• [Data entries]
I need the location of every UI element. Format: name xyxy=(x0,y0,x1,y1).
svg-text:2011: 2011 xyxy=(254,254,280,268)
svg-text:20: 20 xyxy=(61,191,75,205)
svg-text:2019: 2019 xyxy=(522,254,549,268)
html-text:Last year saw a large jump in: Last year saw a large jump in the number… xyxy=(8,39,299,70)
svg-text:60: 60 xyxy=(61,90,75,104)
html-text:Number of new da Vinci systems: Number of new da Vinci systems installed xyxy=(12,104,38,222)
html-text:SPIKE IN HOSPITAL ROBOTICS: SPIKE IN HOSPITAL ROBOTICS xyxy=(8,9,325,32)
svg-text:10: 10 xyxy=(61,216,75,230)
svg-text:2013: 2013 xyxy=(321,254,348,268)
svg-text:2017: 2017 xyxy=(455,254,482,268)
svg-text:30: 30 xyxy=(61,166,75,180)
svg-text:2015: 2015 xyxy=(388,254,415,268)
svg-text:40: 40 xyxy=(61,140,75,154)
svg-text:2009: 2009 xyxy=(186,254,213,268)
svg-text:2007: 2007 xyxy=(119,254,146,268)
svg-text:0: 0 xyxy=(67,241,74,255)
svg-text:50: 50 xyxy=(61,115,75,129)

• [Exercise details]
Turn every line of the entries above into a numbered list, and leave out any blank lines.

• [Complete response]
1. I need the location of every UI element. Format: name xyxy=(x0,y0,x1,y1).
2. svg-text:2011: 2011 xyxy=(254,254,280,268)
3. svg-text:20: 20 xyxy=(61,191,75,205)
4. svg-text:2019: 2019 xyxy=(522,254,549,268)
5. html-text:Last year saw a large jump in: Last year saw a large jump in the number… xyxy=(8,39,299,70)
6. svg-text:60: 60 xyxy=(61,90,75,104)
7. html-text:Number of new da Vinci systems: Number of new da Vinci systems installed xyxy=(12,104,38,222)
8. html-text:SPIKE IN HOSPITAL ROBOTICS: SPIKE IN HOSPITAL ROBOTICS xyxy=(8,9,325,32)
9. svg-text:10: 10 xyxy=(61,216,75,230)
10. svg-text:2013: 2013 xyxy=(321,254,348,268)
11. svg-text:2017: 2017 xyxy=(455,254,482,268)
12. svg-text:30: 30 xyxy=(61,166,75,180)
13. svg-text:2015: 2015 xyxy=(388,254,415,268)
14. svg-text:40: 40 xyxy=(61,140,75,154)
15. svg-text:2009: 2009 xyxy=(186,254,213,268)
16. svg-text:2007: 2007 xyxy=(119,254,146,268)
17. svg-text:0: 0 xyxy=(67,241,74,255)
18. svg-text:50: 50 xyxy=(61,115,75,129)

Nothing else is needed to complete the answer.